→ **Records supplied**
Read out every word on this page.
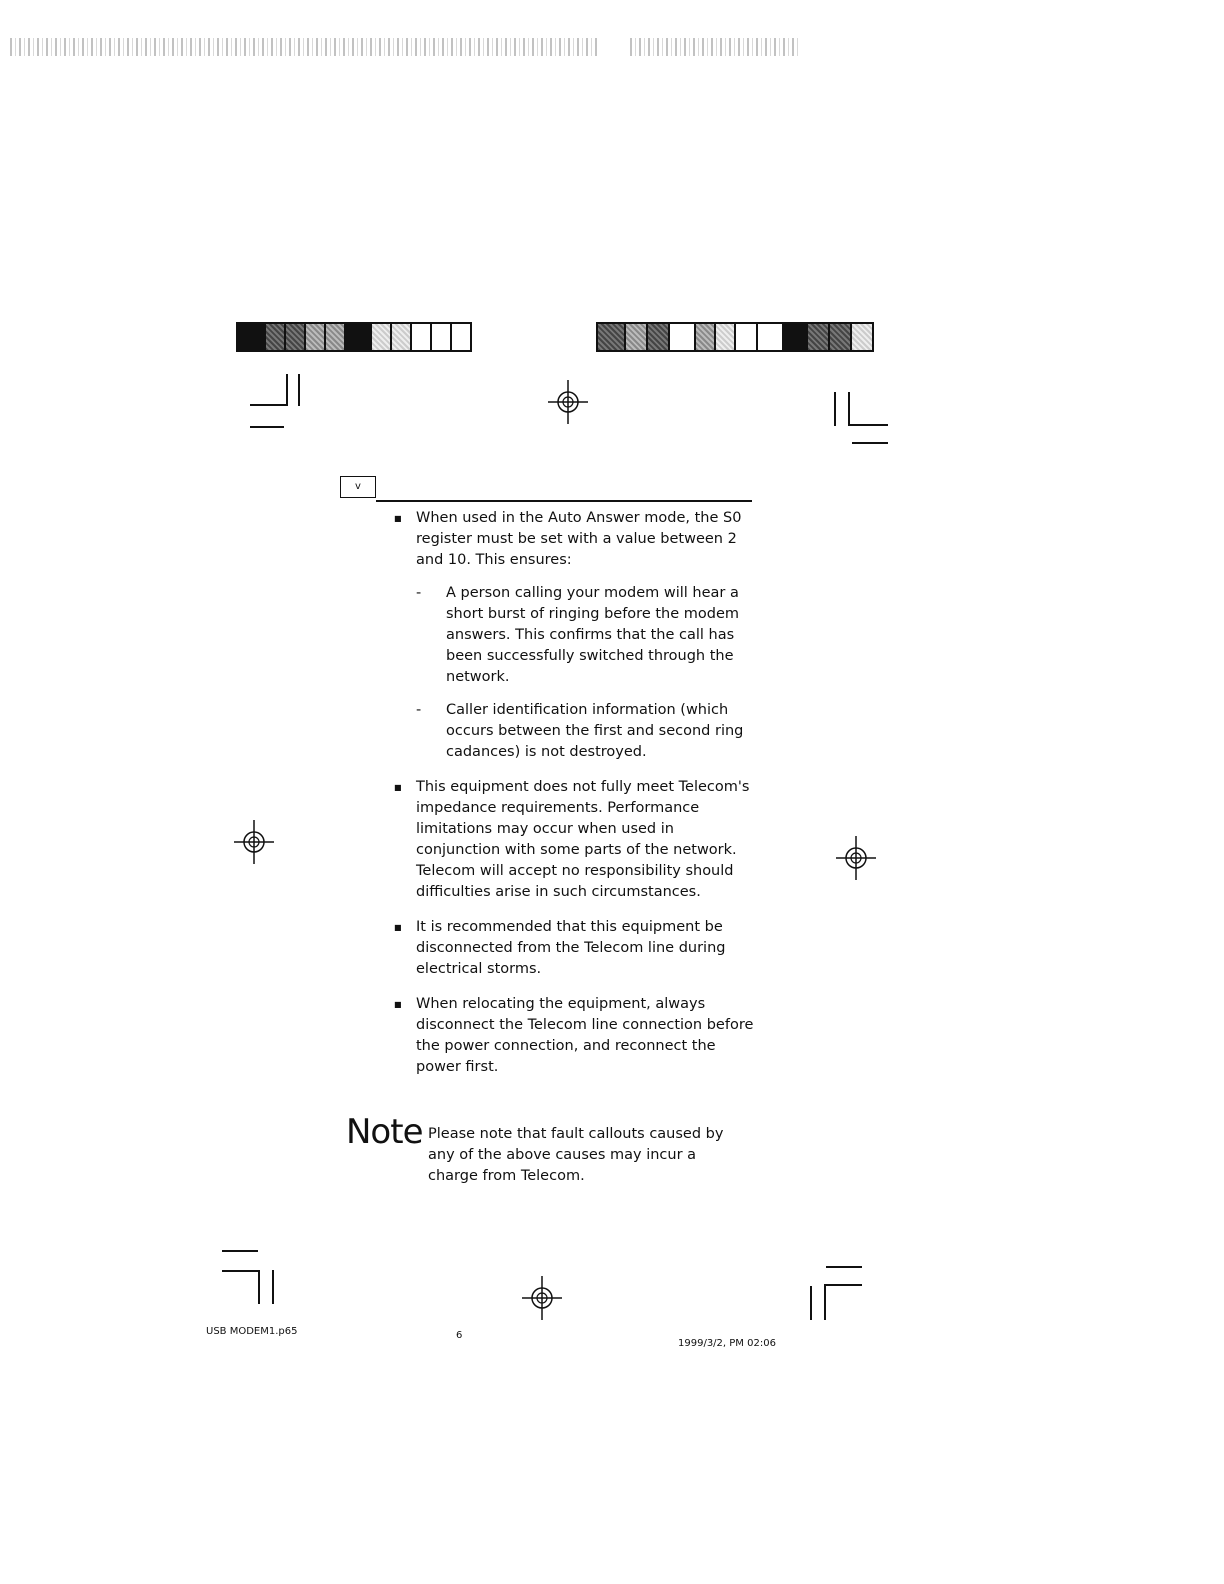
v
■ When used in the Auto Answer mode, the S0 register must be set with a value between 2 and 10. This ensures:
- A person calling your modem will hear a short burst of ringing before the modem answers. This confirms that the call has been successfully switched through the network.
- Caller identification information (which occurs between the first and second ring cadances) is not destroyed.
■ This equipment does not fully meet Telecom's impedance requirements. Performance limitations may occur when used in conjunction with some parts of the network. Telecom will accept no responsibility should difficulties arise in such circumstances.
■ It is recommended that this equipment be disconnected from the Telecom line during electrical storms.
■ When relocating the equipment, always disconnect the Telecom line connection before the power connection, and reconnect the power first.
Note Please note that fault callouts caused by any of the above causes may incur a charge from Telecom.
USB MODEM1.p65	6
1999/3/2, PM 02:06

→ **What is asked**
Using the data above, print every line exactly, omitting pictures.

→ **Solution for this exercise**
Read out every word on this page.
v
■ When used in the Auto Answer mode, the S0 register must be set with a value between 2 and 10. This ensures:
- A person calling your modem will hear a short burst of ringing before the modem answers. This confirms that the call has been successfully switched through the network.
- Caller identification information (which occurs between the first and second ring cadances) is not destroyed.
■ This equipment does not fully meet Telecom's impedance requirements. Performance limitations may occur when used in conjunction with some parts of the network. Telecom will accept no responsibility should difficulties arise in such circumstances.
■ It is recommended that this equipment be disconnected from the Telecom line during electrical storms.
■ When relocating the equipment, always disconnect the Telecom line connection before the power connection, and reconnect the power first.
Note Please note that fault callouts caused by any of the above causes may incur a charge from Telecom.
USB MODEM1.p65	6
1999/3/2, PM 02:06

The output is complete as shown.